PROBLEM: For the listing below, give the number of lines in which "details" occurs. Add nothing.

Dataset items
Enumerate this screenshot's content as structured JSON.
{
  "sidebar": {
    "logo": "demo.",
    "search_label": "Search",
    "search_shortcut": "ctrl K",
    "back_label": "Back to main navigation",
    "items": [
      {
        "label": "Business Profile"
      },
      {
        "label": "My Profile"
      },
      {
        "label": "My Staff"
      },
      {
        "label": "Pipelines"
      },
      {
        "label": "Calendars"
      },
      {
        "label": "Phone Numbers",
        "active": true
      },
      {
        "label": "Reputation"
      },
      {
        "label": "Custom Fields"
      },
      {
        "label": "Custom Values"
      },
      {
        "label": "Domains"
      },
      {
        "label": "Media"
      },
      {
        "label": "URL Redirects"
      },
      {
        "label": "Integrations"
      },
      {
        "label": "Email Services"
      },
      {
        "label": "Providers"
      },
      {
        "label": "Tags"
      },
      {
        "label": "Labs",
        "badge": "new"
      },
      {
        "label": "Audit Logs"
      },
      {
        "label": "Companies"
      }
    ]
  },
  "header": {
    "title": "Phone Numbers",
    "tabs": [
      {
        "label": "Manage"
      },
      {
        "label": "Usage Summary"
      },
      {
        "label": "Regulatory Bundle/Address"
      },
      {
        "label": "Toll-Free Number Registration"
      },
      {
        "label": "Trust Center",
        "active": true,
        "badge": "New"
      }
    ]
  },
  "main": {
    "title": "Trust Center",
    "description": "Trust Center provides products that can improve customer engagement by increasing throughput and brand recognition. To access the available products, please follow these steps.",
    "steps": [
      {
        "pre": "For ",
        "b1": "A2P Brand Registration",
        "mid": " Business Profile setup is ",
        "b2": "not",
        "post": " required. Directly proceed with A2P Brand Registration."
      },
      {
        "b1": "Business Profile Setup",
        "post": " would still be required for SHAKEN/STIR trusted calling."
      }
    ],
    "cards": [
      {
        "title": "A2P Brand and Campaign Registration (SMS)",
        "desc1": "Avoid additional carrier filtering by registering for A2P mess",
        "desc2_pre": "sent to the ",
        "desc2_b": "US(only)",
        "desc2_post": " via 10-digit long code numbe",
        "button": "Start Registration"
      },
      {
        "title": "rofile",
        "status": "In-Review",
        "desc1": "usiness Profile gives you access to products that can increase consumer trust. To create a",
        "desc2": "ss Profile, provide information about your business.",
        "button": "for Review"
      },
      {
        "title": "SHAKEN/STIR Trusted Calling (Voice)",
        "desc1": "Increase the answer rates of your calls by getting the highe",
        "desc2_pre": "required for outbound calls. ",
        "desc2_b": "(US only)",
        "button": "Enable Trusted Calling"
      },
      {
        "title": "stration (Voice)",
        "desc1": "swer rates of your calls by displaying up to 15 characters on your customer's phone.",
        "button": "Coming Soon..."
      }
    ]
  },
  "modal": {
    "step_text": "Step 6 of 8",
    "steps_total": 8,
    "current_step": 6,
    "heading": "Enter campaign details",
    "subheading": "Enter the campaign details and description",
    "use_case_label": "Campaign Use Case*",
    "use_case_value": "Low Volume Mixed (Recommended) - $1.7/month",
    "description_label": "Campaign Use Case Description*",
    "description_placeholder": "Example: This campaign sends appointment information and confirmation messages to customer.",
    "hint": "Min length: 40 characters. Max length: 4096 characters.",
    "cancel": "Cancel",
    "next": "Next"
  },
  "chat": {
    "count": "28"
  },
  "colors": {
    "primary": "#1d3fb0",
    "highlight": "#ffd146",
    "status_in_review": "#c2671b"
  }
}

RESULT OF THE EXERCISE: 2